So what we do is, the moment
we have some HTML from you,
we check if we have
any links in there,
or images for that
matter, or video–
something that we
want to crawl as well,
and that feeds right back
into the crawling mechanism.
Now, if you have a
gigantic retail site,
let’s say, just
hypothetically speaking,
we can’t just crawl
all the pages at once,
both for our
resource constraints,
but also we don’t want to
overwhelm your service.
So we basically
try to figure out
how much strain we can
put on your service
and how much resources
we’ve got available as well,
and that’s called the
crawl budget, oftentimes.
But it’s pretty tricky to
determine, so one thing
that we do is we
crawl a little bit,
and then basically ramp it up.
And when we start
seeing errors, we
ramp it down a little bit more.
So oops, sorry, for that,
we are not– oh, ugh.
So whenever your service
serves us 500 errors,
there are certain tools
in Search Console that
allow you to say, hey, can you
maybe chill out a little bit.
But generally, we don’t try
to get all of it at once
and then ramp down.

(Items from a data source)
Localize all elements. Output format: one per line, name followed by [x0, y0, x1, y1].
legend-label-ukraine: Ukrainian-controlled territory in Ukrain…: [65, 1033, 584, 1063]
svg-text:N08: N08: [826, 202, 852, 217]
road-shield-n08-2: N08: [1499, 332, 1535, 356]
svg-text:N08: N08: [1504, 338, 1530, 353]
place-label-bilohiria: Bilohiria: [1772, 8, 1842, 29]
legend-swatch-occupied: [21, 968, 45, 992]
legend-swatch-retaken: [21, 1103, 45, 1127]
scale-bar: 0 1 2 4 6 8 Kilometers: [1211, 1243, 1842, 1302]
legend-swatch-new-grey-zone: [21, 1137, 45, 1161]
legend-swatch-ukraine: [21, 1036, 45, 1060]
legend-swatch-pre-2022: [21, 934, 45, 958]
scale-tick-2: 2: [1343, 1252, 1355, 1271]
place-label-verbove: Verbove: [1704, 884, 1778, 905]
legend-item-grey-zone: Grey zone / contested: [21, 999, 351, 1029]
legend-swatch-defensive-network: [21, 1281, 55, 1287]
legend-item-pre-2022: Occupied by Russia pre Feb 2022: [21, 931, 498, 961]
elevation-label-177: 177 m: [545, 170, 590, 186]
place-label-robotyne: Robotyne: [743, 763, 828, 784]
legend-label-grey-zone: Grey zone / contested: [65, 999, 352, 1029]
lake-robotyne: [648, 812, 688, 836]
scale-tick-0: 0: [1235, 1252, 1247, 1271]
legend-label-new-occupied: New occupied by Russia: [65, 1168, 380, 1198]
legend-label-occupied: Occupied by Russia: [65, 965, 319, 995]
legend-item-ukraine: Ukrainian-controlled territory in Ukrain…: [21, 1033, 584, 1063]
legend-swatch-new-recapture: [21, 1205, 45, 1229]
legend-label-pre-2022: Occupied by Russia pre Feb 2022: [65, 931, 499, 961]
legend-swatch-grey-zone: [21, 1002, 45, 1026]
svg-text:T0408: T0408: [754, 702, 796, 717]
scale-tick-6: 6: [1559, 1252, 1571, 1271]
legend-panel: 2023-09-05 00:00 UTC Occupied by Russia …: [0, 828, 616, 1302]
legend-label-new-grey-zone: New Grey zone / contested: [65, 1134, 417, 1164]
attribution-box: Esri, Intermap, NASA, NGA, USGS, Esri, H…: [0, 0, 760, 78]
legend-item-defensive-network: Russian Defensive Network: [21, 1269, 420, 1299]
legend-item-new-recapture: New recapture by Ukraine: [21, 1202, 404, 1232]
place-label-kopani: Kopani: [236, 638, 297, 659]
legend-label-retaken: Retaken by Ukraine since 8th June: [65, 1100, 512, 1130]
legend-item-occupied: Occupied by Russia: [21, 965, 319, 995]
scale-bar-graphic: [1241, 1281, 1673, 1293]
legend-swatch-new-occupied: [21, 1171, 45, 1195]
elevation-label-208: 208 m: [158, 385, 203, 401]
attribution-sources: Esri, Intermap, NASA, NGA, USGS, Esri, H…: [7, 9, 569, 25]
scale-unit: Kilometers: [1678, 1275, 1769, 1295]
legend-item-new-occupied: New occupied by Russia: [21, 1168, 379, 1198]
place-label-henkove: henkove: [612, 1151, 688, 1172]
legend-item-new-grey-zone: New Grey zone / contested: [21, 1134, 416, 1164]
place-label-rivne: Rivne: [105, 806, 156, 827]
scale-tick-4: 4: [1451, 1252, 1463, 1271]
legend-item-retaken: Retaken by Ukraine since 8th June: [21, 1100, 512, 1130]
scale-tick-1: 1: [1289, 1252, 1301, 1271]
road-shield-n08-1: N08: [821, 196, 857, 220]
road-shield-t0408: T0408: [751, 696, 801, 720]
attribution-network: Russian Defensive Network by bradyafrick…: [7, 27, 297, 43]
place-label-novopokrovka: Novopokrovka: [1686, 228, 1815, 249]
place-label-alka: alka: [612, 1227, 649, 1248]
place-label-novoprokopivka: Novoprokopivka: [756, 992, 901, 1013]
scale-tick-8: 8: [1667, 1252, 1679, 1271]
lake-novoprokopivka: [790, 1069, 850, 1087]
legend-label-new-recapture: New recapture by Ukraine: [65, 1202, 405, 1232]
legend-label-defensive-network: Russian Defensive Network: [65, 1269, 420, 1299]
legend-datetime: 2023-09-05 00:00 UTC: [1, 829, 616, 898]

Required actions:
[1] List the kinds of content in your HTML that the crawling passage says are checked for and fed back into crawling.
[2] Pick up the crawling passage after its final sentence and keep it going.

The replies:
[1] Links, images, and video

[2]
We are trying to carefully ramp
up, ramp down again, ramp up
again, ramp down again, so
it fluctuates a little bit.
SUZ HINTON: There’s a
lot more detail in there
than I was even expecting.
I didn’t even know that–
I guess I never considered
that a Googlebot crawling
event could put strain
on somebody’s website.
That sounds like it’s a
lot more common than I even
thought it would be.
MARTIN SPLITT: It does
happen, especially
if we discover, say,
a page that has lots
of links to subpages pages.
Then all of these go
into the crawling queue,
and then you might–
let’s say you have 30
different categories of stuff,
and each of these have a few
thousand products and then
a few thousand
pages of products.
So we might go, oh, cool, crawl,
crawl, crawl, crawl, crawl,
crawl, crawl, and then we
might crawl a few hundred
thousand pages.
And if we don’t spread
that out a little bit–
so it’s a weird balance.
On one hand, if you
add a new product,
you want that to be surfaced
and searched as quickly
as possible.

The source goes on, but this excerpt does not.